-- Task --
Reproduce each line that includes the word "elev".

(Records that describe figures)

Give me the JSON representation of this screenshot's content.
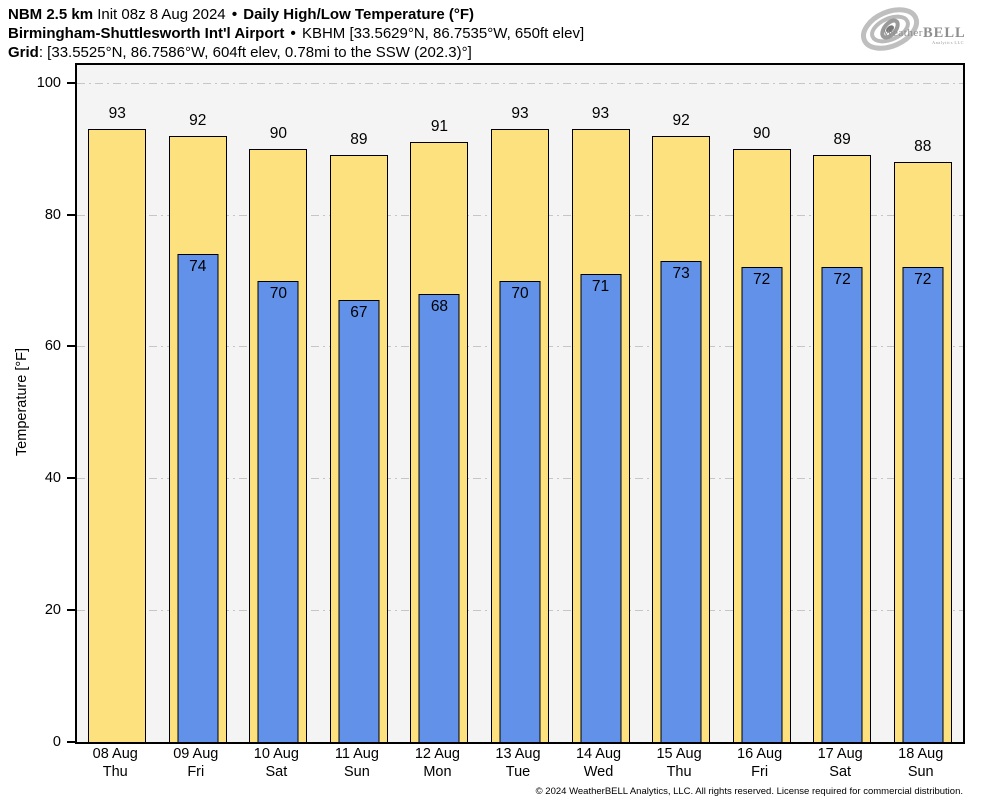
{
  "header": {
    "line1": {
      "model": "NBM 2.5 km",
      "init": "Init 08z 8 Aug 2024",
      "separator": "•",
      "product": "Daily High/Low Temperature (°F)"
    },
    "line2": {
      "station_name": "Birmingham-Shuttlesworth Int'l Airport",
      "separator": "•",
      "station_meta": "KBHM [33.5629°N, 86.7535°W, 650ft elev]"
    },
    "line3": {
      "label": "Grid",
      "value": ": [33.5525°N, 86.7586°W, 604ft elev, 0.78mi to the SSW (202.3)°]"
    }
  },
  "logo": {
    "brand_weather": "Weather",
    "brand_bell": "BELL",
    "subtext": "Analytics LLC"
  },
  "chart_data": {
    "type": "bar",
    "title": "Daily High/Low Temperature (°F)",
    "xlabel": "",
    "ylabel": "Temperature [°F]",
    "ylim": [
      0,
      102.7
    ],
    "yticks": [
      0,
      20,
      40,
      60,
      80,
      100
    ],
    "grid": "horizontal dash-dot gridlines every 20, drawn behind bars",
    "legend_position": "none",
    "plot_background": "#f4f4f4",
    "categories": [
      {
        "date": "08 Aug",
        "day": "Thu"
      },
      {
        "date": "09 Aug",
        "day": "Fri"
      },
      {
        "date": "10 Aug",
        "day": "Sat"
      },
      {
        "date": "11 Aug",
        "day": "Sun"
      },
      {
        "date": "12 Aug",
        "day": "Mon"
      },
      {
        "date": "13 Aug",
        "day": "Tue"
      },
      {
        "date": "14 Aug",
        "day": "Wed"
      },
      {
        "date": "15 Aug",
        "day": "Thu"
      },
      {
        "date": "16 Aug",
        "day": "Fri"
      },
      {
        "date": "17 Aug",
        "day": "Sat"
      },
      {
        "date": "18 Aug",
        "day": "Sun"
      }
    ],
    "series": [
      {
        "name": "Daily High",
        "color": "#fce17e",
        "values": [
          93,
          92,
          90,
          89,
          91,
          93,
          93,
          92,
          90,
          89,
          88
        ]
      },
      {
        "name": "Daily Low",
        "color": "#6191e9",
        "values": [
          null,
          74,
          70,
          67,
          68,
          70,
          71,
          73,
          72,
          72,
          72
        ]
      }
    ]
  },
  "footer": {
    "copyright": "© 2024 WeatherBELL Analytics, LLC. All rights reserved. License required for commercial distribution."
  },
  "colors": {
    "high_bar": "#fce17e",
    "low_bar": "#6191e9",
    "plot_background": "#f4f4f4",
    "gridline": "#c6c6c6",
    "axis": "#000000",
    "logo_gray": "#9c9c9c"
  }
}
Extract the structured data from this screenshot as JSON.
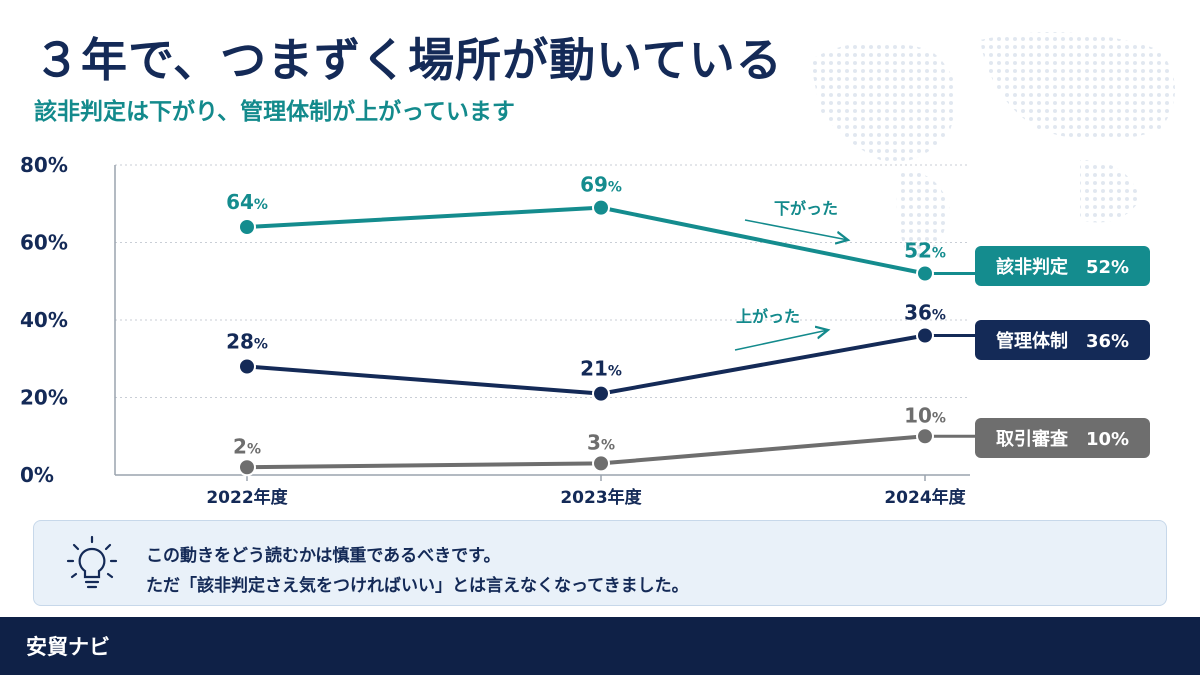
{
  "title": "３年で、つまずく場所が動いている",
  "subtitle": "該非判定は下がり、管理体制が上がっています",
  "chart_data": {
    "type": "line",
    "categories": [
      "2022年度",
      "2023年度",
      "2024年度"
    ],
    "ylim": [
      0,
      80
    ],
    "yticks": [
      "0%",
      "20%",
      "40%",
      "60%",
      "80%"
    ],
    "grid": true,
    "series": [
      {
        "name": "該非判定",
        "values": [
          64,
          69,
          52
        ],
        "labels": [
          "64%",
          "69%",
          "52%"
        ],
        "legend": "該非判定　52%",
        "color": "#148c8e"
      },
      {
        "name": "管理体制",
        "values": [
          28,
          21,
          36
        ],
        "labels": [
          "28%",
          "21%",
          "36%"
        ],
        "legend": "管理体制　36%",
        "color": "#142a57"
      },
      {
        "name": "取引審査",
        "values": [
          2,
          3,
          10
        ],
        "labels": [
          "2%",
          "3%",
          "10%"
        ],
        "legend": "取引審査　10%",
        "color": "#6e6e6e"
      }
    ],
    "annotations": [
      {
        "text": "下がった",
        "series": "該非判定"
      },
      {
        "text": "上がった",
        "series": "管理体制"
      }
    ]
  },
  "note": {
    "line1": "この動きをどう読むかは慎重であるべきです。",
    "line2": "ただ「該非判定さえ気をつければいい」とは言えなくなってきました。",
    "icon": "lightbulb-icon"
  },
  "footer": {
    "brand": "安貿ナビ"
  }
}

-- Task result --
      "station_meta": "KBHM [33.5629°N, 86.7535°W, 650ft elev]"
      "value": ": [33.5525°N, 86.7586°W, 604ft elev, 0.78mi to the SSW (202.3)°]"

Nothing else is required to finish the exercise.